## start Supplied data

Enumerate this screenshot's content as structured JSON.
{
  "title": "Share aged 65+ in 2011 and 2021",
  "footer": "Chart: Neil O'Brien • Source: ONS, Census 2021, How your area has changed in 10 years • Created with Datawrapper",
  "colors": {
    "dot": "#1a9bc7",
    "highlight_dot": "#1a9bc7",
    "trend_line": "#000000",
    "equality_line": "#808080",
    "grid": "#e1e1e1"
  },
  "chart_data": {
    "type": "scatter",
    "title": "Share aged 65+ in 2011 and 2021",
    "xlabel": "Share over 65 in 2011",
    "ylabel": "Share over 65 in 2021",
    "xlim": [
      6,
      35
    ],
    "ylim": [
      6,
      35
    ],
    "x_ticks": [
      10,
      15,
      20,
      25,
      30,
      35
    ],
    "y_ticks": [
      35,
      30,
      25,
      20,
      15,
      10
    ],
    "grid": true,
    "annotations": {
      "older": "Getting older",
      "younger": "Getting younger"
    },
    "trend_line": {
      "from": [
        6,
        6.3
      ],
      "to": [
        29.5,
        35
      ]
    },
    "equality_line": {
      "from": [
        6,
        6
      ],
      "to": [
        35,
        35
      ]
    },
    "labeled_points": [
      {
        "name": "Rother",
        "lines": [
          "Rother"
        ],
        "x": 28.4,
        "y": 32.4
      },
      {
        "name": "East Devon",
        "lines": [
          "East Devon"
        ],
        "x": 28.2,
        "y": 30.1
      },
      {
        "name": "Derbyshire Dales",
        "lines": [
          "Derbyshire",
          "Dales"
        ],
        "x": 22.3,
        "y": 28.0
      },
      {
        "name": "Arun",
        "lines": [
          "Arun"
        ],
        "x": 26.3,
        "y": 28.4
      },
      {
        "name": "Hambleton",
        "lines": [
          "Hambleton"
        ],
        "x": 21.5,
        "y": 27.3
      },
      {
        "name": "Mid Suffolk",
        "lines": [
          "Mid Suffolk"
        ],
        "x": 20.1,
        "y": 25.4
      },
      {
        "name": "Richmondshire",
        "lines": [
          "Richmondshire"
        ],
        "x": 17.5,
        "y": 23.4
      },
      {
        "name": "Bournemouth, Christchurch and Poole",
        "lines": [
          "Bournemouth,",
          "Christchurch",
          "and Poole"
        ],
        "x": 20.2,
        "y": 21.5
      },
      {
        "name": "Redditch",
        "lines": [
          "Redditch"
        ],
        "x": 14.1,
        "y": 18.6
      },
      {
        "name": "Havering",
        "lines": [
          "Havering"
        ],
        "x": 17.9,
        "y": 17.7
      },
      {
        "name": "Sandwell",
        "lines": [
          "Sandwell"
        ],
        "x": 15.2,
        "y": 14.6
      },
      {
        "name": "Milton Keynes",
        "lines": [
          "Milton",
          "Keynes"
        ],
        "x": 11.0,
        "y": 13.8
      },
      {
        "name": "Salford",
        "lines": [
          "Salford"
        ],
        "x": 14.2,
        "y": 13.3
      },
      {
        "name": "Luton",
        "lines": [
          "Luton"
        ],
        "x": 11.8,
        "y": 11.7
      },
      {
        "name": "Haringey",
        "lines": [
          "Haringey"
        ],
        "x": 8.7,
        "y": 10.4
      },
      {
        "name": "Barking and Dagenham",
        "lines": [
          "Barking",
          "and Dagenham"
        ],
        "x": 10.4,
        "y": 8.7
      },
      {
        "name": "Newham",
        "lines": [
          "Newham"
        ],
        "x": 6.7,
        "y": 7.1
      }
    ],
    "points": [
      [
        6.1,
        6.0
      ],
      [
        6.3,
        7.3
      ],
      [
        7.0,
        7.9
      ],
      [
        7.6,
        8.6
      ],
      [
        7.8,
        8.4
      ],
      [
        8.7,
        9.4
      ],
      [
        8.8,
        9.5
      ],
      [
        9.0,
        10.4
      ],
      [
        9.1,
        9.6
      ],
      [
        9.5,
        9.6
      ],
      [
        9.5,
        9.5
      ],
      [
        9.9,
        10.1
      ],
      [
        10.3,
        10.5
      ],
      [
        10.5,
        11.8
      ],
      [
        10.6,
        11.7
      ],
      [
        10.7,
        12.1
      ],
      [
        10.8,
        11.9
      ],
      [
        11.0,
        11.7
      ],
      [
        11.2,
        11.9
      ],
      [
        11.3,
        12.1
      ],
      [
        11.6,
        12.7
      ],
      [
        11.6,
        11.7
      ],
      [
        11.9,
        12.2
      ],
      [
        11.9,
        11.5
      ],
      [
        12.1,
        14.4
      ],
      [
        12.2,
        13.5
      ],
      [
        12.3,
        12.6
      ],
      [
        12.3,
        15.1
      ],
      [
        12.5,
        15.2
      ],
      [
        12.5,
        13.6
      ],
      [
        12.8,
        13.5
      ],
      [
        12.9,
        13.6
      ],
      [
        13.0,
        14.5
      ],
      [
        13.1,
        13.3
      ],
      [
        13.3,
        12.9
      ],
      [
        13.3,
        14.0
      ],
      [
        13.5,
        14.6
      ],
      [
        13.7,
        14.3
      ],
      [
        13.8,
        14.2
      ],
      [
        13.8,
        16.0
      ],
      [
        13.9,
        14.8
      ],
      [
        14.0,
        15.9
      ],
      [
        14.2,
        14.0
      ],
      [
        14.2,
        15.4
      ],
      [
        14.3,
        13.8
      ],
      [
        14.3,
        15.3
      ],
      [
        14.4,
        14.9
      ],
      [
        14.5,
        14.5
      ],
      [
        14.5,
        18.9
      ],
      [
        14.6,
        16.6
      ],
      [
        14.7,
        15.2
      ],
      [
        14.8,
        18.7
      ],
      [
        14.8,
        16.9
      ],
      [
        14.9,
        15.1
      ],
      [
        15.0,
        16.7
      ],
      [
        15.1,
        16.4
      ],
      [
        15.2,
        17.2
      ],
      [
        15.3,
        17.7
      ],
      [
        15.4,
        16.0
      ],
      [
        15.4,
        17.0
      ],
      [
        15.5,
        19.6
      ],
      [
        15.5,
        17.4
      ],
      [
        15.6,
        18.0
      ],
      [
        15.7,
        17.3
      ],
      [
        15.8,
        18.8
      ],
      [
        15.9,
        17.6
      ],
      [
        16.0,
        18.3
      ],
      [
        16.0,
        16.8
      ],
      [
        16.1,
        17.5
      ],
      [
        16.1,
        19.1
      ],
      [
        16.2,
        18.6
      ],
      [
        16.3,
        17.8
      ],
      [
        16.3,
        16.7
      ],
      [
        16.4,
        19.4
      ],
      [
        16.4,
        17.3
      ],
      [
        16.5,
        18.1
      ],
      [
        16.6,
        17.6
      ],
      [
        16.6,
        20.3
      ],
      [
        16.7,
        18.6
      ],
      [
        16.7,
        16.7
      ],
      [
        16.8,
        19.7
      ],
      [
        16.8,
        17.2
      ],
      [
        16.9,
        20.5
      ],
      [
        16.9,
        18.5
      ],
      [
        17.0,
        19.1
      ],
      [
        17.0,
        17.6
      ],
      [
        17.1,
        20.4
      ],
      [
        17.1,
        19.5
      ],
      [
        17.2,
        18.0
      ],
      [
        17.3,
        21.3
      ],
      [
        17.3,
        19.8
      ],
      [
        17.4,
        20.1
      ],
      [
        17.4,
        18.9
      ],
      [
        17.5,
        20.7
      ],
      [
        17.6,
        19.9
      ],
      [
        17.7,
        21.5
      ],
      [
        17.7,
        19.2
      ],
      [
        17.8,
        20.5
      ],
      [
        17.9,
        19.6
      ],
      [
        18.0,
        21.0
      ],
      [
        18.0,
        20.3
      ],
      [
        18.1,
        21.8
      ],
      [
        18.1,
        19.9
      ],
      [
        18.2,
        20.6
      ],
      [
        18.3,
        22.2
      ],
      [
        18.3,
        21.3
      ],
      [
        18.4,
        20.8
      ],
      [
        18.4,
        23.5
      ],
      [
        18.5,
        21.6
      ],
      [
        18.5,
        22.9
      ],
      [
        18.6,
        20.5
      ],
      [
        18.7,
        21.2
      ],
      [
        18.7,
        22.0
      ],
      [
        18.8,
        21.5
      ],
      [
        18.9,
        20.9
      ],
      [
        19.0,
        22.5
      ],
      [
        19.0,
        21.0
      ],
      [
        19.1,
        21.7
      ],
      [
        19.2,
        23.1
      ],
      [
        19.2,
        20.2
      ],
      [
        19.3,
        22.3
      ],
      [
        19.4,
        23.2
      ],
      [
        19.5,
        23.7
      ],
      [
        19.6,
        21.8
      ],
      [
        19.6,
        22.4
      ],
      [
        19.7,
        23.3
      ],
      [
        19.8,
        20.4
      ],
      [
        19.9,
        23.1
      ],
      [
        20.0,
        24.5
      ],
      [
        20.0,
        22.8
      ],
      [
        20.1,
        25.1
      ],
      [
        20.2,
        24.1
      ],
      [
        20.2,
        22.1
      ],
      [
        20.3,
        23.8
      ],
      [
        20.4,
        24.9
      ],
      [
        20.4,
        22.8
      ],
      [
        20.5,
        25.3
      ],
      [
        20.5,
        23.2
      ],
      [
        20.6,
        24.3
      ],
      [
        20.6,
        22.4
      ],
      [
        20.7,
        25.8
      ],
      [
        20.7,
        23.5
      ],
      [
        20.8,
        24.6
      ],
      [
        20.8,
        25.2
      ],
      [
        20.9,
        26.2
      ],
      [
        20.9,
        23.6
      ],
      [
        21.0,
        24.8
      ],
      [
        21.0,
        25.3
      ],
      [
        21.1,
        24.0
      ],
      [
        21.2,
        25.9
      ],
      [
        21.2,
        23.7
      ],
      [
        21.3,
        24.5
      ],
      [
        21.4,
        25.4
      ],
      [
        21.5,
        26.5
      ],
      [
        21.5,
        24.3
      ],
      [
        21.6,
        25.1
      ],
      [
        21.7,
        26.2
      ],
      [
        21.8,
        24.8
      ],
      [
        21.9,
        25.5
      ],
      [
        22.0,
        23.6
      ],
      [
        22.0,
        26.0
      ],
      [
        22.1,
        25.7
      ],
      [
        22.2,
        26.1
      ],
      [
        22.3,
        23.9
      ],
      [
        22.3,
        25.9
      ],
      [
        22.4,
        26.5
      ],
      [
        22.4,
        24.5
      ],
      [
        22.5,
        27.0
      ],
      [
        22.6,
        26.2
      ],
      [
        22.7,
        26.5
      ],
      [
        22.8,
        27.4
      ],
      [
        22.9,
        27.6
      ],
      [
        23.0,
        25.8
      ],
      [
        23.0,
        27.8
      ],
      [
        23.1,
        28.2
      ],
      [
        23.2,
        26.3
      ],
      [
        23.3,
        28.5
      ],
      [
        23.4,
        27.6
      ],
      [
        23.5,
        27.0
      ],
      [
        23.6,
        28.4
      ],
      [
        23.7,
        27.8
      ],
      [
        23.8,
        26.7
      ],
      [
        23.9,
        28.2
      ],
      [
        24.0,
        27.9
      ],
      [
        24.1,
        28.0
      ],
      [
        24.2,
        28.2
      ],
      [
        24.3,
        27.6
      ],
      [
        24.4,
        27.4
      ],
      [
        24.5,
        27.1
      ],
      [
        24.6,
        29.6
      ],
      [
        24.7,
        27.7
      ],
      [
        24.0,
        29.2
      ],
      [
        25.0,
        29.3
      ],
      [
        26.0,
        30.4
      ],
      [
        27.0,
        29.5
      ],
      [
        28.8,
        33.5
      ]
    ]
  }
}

## end Supplied data

Task :: Copy each line from the records above that includes the string "title".

Output below ::
  "title": "Share aged 65+ in 2011 and 2021",
    "title": "Share aged 65+ in 2011 and 2021",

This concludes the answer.